:: INSTRUCTION ::
Extract the lines that hold the string "percent".

__________

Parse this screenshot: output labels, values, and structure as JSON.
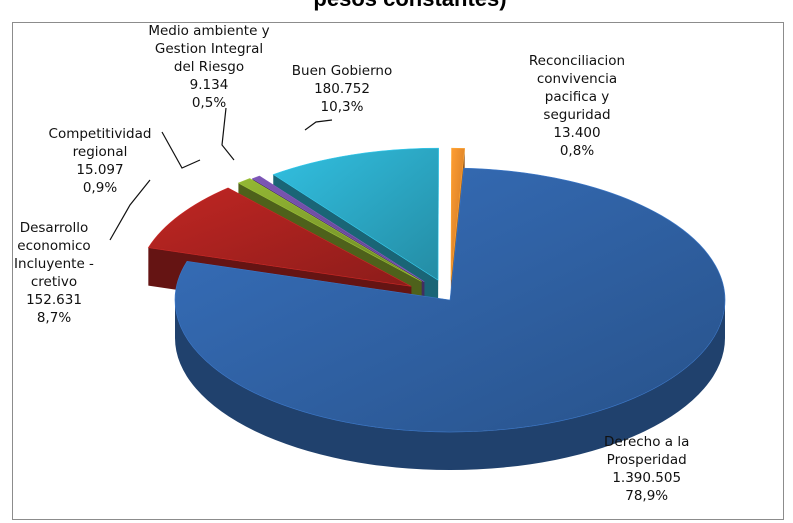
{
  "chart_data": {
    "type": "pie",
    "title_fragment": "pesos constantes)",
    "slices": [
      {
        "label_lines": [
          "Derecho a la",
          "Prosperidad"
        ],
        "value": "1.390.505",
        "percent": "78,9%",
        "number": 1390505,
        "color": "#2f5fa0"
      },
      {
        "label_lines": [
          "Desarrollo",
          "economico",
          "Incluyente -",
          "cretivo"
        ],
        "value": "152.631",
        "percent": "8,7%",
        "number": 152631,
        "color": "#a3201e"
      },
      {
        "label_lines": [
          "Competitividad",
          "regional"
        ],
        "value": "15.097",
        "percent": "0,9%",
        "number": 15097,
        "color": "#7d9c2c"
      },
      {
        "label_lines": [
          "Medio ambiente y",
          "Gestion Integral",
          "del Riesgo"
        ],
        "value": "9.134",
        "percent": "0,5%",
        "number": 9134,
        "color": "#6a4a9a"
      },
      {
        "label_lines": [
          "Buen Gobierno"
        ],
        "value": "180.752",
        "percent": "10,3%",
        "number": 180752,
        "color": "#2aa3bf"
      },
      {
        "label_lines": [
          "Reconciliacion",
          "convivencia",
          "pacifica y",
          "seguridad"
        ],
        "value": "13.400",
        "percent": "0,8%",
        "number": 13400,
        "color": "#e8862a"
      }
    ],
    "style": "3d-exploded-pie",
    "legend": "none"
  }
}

__________

:: OUTPUT OF THE TASK ::
        "percent": "78,9%",
        "percent": "8,7%",
        "percent": "0,9%",
        "percent": "0,5%",
        "percent": "10,3%",
        "percent": "0,8%",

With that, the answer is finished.